◆ **Your instructions**:
Extract every line of the material below and reproduce each one without any change.
## BEGIN Data entries
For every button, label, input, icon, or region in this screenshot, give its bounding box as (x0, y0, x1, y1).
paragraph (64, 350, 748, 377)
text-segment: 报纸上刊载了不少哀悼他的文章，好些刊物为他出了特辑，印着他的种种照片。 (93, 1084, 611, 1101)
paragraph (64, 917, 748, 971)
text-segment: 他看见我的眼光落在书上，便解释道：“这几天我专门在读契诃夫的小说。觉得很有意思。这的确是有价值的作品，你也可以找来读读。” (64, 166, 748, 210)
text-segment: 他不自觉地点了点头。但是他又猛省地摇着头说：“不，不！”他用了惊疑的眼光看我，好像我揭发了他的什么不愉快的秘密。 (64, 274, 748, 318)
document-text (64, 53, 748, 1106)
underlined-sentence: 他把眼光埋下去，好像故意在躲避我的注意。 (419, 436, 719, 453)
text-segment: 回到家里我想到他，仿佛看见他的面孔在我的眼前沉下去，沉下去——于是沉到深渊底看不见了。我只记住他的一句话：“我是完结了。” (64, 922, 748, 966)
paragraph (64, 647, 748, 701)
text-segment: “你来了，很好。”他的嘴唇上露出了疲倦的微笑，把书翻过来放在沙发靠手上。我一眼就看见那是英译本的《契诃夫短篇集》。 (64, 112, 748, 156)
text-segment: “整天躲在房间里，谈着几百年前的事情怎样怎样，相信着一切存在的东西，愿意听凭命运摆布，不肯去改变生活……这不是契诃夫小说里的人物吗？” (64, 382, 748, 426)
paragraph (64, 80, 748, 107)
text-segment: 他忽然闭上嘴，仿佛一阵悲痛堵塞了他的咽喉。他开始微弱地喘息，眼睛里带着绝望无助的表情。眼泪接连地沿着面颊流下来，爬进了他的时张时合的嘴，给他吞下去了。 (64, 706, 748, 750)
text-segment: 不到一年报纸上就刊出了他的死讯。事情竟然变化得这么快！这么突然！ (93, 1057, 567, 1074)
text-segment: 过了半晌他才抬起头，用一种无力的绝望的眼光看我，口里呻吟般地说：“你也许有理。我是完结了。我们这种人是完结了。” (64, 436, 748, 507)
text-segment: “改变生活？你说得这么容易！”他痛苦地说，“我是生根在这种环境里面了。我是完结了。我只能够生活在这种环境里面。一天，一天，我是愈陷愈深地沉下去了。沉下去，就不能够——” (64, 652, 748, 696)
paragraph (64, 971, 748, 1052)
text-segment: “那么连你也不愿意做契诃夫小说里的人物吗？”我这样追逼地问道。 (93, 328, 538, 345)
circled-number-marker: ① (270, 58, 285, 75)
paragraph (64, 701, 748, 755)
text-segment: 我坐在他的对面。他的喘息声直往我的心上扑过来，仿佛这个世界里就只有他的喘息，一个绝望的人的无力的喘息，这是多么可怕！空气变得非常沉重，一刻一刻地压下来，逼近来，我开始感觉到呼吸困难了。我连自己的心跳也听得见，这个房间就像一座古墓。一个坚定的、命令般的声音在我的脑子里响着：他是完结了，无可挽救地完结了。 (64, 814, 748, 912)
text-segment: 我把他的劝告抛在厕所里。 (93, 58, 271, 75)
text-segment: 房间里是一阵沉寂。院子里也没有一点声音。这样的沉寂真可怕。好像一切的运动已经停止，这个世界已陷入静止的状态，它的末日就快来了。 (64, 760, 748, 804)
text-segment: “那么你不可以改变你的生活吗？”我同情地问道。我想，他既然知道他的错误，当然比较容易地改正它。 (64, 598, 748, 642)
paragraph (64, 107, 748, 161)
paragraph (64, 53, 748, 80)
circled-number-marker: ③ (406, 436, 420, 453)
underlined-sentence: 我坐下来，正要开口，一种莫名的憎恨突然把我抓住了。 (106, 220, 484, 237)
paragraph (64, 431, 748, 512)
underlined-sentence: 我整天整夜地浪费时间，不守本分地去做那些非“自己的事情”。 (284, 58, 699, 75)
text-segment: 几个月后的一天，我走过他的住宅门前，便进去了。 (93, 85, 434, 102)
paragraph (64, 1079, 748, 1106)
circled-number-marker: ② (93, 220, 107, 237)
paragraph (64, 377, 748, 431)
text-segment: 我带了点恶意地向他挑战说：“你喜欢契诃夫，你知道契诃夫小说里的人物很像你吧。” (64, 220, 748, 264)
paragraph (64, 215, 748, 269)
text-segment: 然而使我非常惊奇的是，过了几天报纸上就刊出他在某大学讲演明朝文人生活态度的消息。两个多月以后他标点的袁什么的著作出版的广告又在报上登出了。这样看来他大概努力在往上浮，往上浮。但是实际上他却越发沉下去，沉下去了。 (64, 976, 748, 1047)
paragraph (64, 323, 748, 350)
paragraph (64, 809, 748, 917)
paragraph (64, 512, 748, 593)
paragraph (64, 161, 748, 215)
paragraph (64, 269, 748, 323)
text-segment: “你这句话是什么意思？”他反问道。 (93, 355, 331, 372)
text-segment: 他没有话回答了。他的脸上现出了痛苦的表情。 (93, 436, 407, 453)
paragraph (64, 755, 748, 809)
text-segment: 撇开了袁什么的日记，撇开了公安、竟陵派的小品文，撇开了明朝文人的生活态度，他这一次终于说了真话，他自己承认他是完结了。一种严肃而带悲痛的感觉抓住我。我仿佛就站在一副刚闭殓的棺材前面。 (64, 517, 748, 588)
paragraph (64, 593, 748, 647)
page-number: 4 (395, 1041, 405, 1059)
## END Data entries
◆ **Response to the exercise**:
For every button, label, input, icon, or region in this screenshot, give its bounding box as (x0, y0, x1, y1).
paragraph (64, 350, 748, 377)
text-segment: 报纸上刊载了不少哀悼他的文章，好些刊物为他出了特辑，印着他的种种照片。 (93, 1084, 611, 1101)
paragraph (64, 917, 748, 971)
text-segment: 他看见我的眼光落在书上，便解释道：“这几天我专门在读契诃夫的小说。觉得很有意思。这的确是有价值的作品，你也可以找来读读。” (64, 166, 748, 210)
text-segment: 他不自觉地点了点头。但是他又猛省地摇着头说：“不，不！”他用了惊疑的眼光看我，好像我揭发了他的什么不愉快的秘密。 (64, 274, 748, 318)
document-text (64, 53, 748, 1106)
underlined-sentence: 他把眼光埋下去，好像故意在躲避我的注意。 (419, 436, 719, 453)
text-segment: 回到家里我想到他，仿佛看见他的面孔在我的眼前沉下去，沉下去——于是沉到深渊底看不见了。我只记住他的一句话：“我是完结了。” (64, 922, 748, 966)
paragraph (64, 647, 748, 701)
text-segment: “你来了，很好。”他的嘴唇上露出了疲倦的微笑，把书翻过来放在沙发靠手上。我一眼就看见那是英译本的《契诃夫短篇集》。 (64, 112, 748, 156)
text-segment: “整天躲在房间里，谈着几百年前的事情怎样怎样，相信着一切存在的东西，愿意听凭命运摆布，不肯去改变生活……这不是契诃夫小说里的人物吗？” (64, 382, 748, 426)
paragraph (64, 80, 748, 107)
text-segment: 他忽然闭上嘴，仿佛一阵悲痛堵塞了他的咽喉。他开始微弱地喘息，眼睛里带着绝望无助的表情。眼泪接连地沿着面颊流下来，爬进了他的时张时合的嘴，给他吞下去了。 (64, 706, 748, 750)
text-segment: 不到一年报纸上就刊出了他的死讯。事情竟然变化得这么快！这么突然！ (93, 1057, 567, 1074)
text-segment: 过了半晌他才抬起头，用一种无力的绝望的眼光看我，口里呻吟般地说：“你也许有理。我是完结了。我们这种人是完结了。” (64, 436, 748, 507)
text-segment: “改变生活？你说得这么容易！”他痛苦地说，“我是生根在这种环境里面了。我是完结了。我只能够生活在这种环境里面。一天，一天，我是愈陷愈深地沉下去了。沉下去，就不能够——” (64, 652, 748, 696)
paragraph (64, 971, 748, 1052)
text-segment: “那么连你也不愿意做契诃夫小说里的人物吗？”我这样追逼地问道。 (93, 328, 538, 345)
circled-number-marker: ① (270, 58, 285, 75)
paragraph (64, 701, 748, 755)
text-segment: 我坐在他的对面。他的喘息声直往我的心上扑过来，仿佛这个世界里就只有他的喘息，一个绝望的人的无力的喘息，这是多么可怕！空气变得非常沉重，一刻一刻地压下来，逼近来，我开始感觉到呼吸困难了。我连自己的心跳也听得见，这个房间就像一座古墓。一个坚定的、命令般的声音在我的脑子里响着：他是完结了，无可挽救地完结了。 (64, 814, 748, 912)
text-segment: 我把他的劝告抛在厕所里。 (93, 58, 271, 75)
text-segment: 房间里是一阵沉寂。院子里也没有一点声音。这样的沉寂真可怕。好像一切的运动已经停止，这个世界已陷入静止的状态，它的末日就快来了。 (64, 760, 748, 804)
text-segment: “那么你不可以改变你的生活吗？”我同情地问道。我想，他既然知道他的错误，当然比较容易地改正它。 (64, 598, 748, 642)
paragraph (64, 107, 748, 161)
paragraph (64, 53, 748, 80)
circled-number-marker: ③ (406, 436, 420, 453)
underlined-sentence: 我坐下来，正要开口，一种莫名的憎恨突然把我抓住了。 (106, 220, 484, 237)
paragraph (64, 431, 748, 512)
underlined-sentence: 我整天整夜地浪费时间，不守本分地去做那些非“自己的事情”。 (284, 58, 699, 75)
text-segment: 几个月后的一天，我走过他的住宅门前，便进去了。 (93, 85, 434, 102)
paragraph (64, 1079, 748, 1106)
circled-number-marker: ② (93, 220, 107, 237)
paragraph (64, 377, 748, 431)
text-segment: 我带了点恶意地向他挑战说：“你喜欢契诃夫，你知道契诃夫小说里的人物很像你吧。” (64, 220, 748, 264)
paragraph (64, 215, 748, 269)
text-segment: 然而使我非常惊奇的是，过了几天报纸上就刊出他在某大学讲演明朝文人生活态度的消息。两个多月以后他标点的袁什么的著作出版的广告又在报上登出了。这样看来他大概努力在往上浮，往上浮。但是实际上他却越发沉下去，沉下去了。 (64, 976, 748, 1047)
paragraph (64, 323, 748, 350)
paragraph (64, 809, 748, 917)
paragraph (64, 512, 748, 593)
paragraph (64, 161, 748, 215)
paragraph (64, 269, 748, 323)
text-segment: “你这句话是什么意思？”他反问道。 (93, 355, 331, 372)
text-segment: 他没有话回答了。他的脸上现出了痛苦的表情。 (93, 436, 407, 453)
paragraph (64, 755, 748, 809)
text-segment: 撇开了袁什么的日记，撇开了公安、竟陵派的小品文，撇开了明朝文人的生活态度，他这一次终于说了真话，他自己承认他是完结了。一种严肃而带悲痛的感觉抓住我。我仿佛就站在一副刚闭殓的棺材前面。 (64, 517, 748, 588)
paragraph (64, 593, 748, 647)
page-number: 4 (395, 1041, 405, 1059)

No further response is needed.